:: Task brief ::
Extract all lines from the data beneath that include the word "object".

:: Records ::

[start]

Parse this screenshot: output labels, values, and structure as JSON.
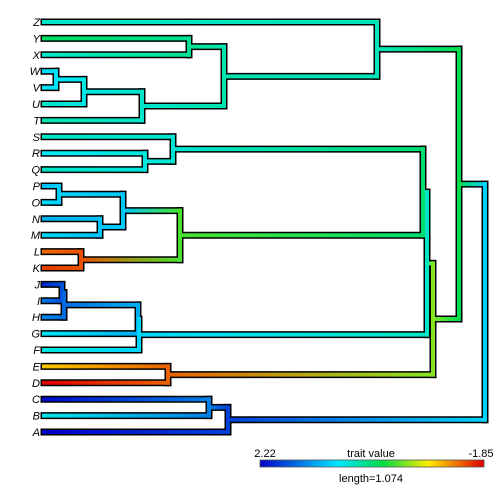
{
  "tree": {
    "tips": [
      {
        "label": "Z",
        "trait": 0.55
      },
      {
        "label": "Y",
        "trait": 0.1
      },
      {
        "label": "X",
        "trait": 0.55
      },
      {
        "label": "W",
        "trait": 0.9
      },
      {
        "label": "V",
        "trait": 0.75
      },
      {
        "label": "U",
        "trait": 0.55
      },
      {
        "label": "T",
        "trait": 0.45
      },
      {
        "label": "S",
        "trait": 0.55
      },
      {
        "label": "R",
        "trait": 0.75
      },
      {
        "label": "Q",
        "trait": 0.55
      },
      {
        "label": "P",
        "trait": 1.05
      },
      {
        "label": "O",
        "trait": 0.85
      },
      {
        "label": "N",
        "trait": 1.15
      },
      {
        "label": "M",
        "trait": 0.9
      },
      {
        "label": "L",
        "trait": -1.4
      },
      {
        "label": "K",
        "trait": -1.6
      },
      {
        "label": "J",
        "trait": 1.95
      },
      {
        "label": "I",
        "trait": 1.5
      },
      {
        "label": "H",
        "trait": 1.4
      },
      {
        "label": "G",
        "trait": 0.75
      },
      {
        "label": "F",
        "trait": 0.65
      },
      {
        "label": "E",
        "trait": -1.0
      },
      {
        "label": "D",
        "trait": -1.85
      },
      {
        "label": "C",
        "trait": 2.15
      },
      {
        "label": "B",
        "trait": 0.7
      },
      {
        "label": "A",
        "trait": 2.22
      }
    ]
  },
  "legend": {
    "max_label": "2.22",
    "title": "trait value",
    "min_label": "-1.85",
    "length_label": "length=1.074",
    "max_value": 2.22,
    "min_value": -1.85
  }
}
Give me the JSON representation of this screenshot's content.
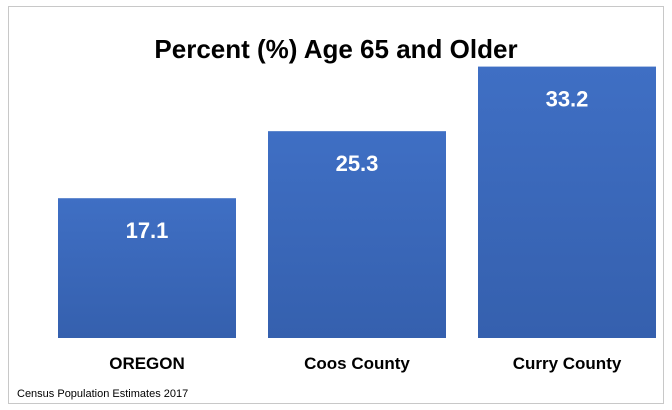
{
  "chart_data": {
    "type": "bar",
    "title": "Percent (%) Age 65 and Older",
    "categories": [
      "OREGON",
      "Coos County",
      "Curry County"
    ],
    "values": [
      17.1,
      25.3,
      33.2
    ],
    "value_labels": [
      "17.1",
      "25.3",
      "33.2"
    ],
    "xlabel": "",
    "ylabel": "",
    "ylim": [
      0,
      40
    ],
    "grid": false,
    "legend": "none",
    "bar_color": "#3F6FC4",
    "bar_color_dark": "#3560AE",
    "source": "Census Population Estimates 2017"
  }
}
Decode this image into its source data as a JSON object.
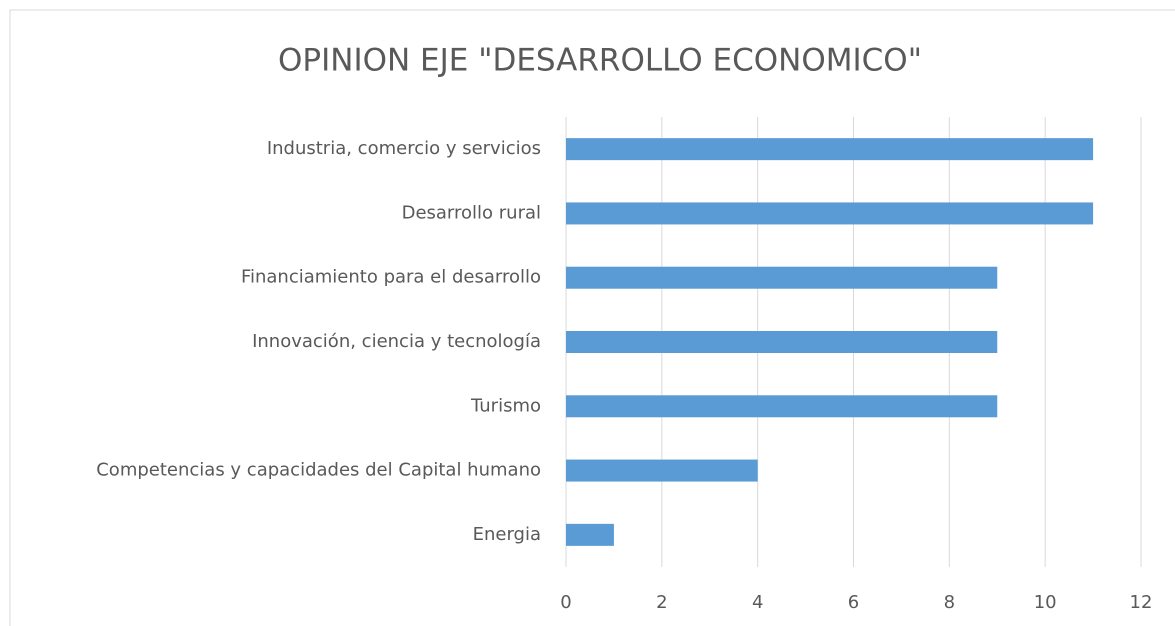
{
  "chart_data": {
    "type": "bar",
    "orientation": "horizontal",
    "title": "OPINION EJE \"DESARROLLO ECONOMICO\"",
    "categories": [
      "Industria, comercio y servicios",
      "Desarrollo rural",
      "Financiamiento para el desarrollo",
      "Innovación, ciencia y tecnología",
      "Turismo",
      "Competencias y capacidades del Capital humano",
      "Energia"
    ],
    "values": [
      11,
      11,
      9,
      9,
      9,
      4,
      1
    ],
    "color": "#5b9bd5",
    "xlim": [
      0,
      12
    ],
    "xticks": [
      0,
      2,
      4,
      6,
      8,
      10,
      12
    ],
    "grid": true
  }
}
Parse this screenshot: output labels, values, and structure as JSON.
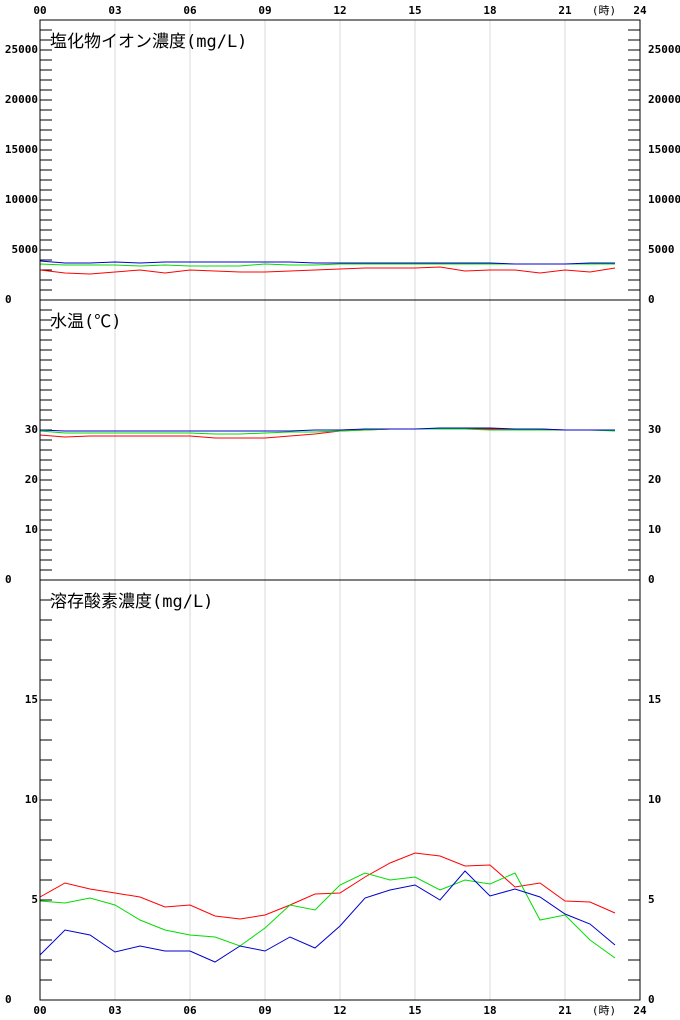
{
  "x_axis": {
    "xlim": [
      0,
      24
    ],
    "xticks": [
      {
        "value": 0,
        "label": "00"
      },
      {
        "value": 3,
        "label": "03"
      },
      {
        "value": 6,
        "label": "06"
      },
      {
        "value": 9,
        "label": "09"
      },
      12,
      15,
      18,
      21,
      24
    ],
    "unit_label": "(時)",
    "grid": true
  },
  "chart_data": [
    {
      "type": "line",
      "title": "塩化物イオン濃度(mg/L)",
      "x": [
        0,
        1,
        2,
        3,
        4,
        5,
        6,
        7,
        8,
        9,
        10,
        11,
        12,
        13,
        14,
        15,
        16,
        17,
        18,
        19,
        20,
        21,
        22,
        23
      ],
      "ylim": [
        0,
        28000
      ],
      "yticks": [
        0,
        5000,
        10000,
        15000,
        20000,
        25000
      ],
      "minor_ytick_step": 1000,
      "series": [
        {
          "color": "#ff0000",
          "values": [
            3000,
            2700,
            2600,
            2800,
            3000,
            2700,
            3000,
            2900,
            2800,
            2800,
            2900,
            3000,
            3100,
            3200,
            3200,
            3200,
            3300,
            2900,
            3000,
            3000,
            2700,
            3000,
            2800,
            3200
          ]
        },
        {
          "color": "#00dd00",
          "values": [
            3600,
            3500,
            3500,
            3500,
            3400,
            3500,
            3400,
            3400,
            3400,
            3600,
            3500,
            3500,
            3600,
            3600,
            3600,
            3600,
            3600,
            3600,
            3600,
            3600,
            3600,
            3600,
            3600,
            3600
          ]
        },
        {
          "color": "#0000cc",
          "values": [
            3900,
            3700,
            3700,
            3800,
            3700,
            3800,
            3800,
            3800,
            3800,
            3800,
            3800,
            3700,
            3700,
            3700,
            3700,
            3700,
            3700,
            3700,
            3700,
            3600,
            3600,
            3600,
            3700,
            3700
          ]
        }
      ]
    },
    {
      "type": "line",
      "title": "水温(℃)",
      "x": [
        0,
        1,
        2,
        3,
        4,
        5,
        6,
        7,
        8,
        9,
        10,
        11,
        12,
        13,
        14,
        15,
        16,
        17,
        18,
        19,
        20,
        21,
        22,
        23
      ],
      "ylim": [
        0,
        56
      ],
      "yticks": [
        0,
        10,
        20,
        30
      ],
      "minor_ytick_step": 2,
      "series": [
        {
          "color": "#ff0000",
          "values": [
            29,
            28.6,
            28.8,
            28.8,
            28.8,
            28.8,
            28.8,
            28.4,
            28.4,
            28.4,
            28.8,
            29.2,
            29.8,
            30,
            30.2,
            30.2,
            30.2,
            30.2,
            30.2,
            30.2,
            30.2,
            30,
            30,
            30
          ]
        },
        {
          "color": "#00dd00",
          "values": [
            29.8,
            29.4,
            29.4,
            29.4,
            29.4,
            29.4,
            29.4,
            29.2,
            29.2,
            29.4,
            29.6,
            29.6,
            29.8,
            30,
            30.2,
            30.2,
            30.2,
            30.2,
            30,
            30,
            30,
            30,
            30,
            29.8
          ]
        },
        {
          "color": "#0000cc",
          "values": [
            30,
            29.8,
            29.8,
            29.8,
            29.8,
            29.8,
            29.8,
            29.8,
            29.8,
            29.8,
            29.8,
            30,
            30,
            30.2,
            30.2,
            30.2,
            30.4,
            30.4,
            30.4,
            30.2,
            30.2,
            30,
            30,
            30
          ]
        }
      ]
    },
    {
      "type": "line",
      "title": "溶存酸素濃度(mg/L)",
      "x": [
        0,
        1,
        2,
        3,
        4,
        5,
        6,
        7,
        8,
        9,
        10,
        11,
        12,
        13,
        14,
        15,
        16,
        17,
        18,
        19,
        20,
        21,
        22,
        23
      ],
      "ylim": [
        0,
        21
      ],
      "yticks": [
        0,
        5,
        10,
        15
      ],
      "minor_ytick_step": 1,
      "series": [
        {
          "color": "#ff0000",
          "values": [
            5.15,
            5.85,
            5.55,
            5.35,
            5.15,
            4.65,
            4.75,
            4.2,
            4.05,
            4.25,
            4.75,
            5.3,
            5.35,
            6.15,
            6.85,
            7.35,
            7.2,
            6.7,
            6.75,
            5.65,
            5.85,
            4.95,
            4.9,
            4.35
          ]
        },
        {
          "color": "#00dd00",
          "values": [
            4.95,
            4.85,
            5.1,
            4.75,
            4,
            3.5,
            3.25,
            3.15,
            2.7,
            3.6,
            4.75,
            4.5,
            5.75,
            6.35,
            6,
            6.15,
            5.5,
            6,
            5.8,
            6.35,
            4,
            4.25,
            3,
            2.1
          ]
        },
        {
          "color": "#0000cc",
          "values": [
            2.25,
            3.5,
            3.25,
            2.4,
            2.7,
            2.45,
            2.45,
            1.9,
            2.7,
            2.45,
            3.15,
            2.6,
            3.7,
            5.1,
            5.5,
            5.75,
            5,
            6.45,
            5.2,
            5.55,
            5.15,
            4.3,
            3.8,
            2.75
          ]
        }
      ]
    }
  ]
}
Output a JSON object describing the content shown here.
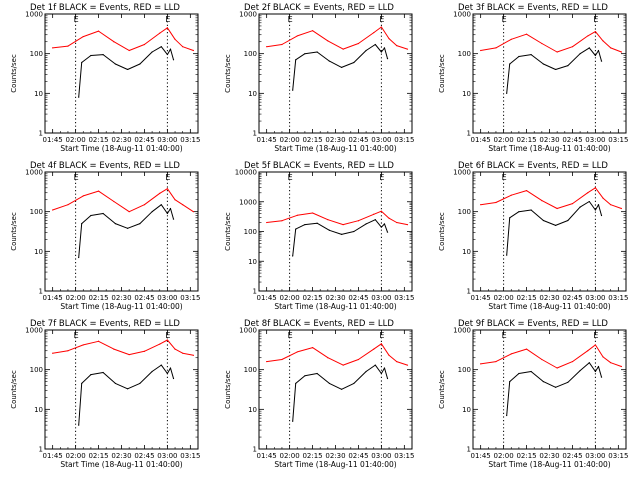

[end]

:: Expected answer ::
Decode this image into its source data as a JSON object.
Output a JSON object describing the content shown here.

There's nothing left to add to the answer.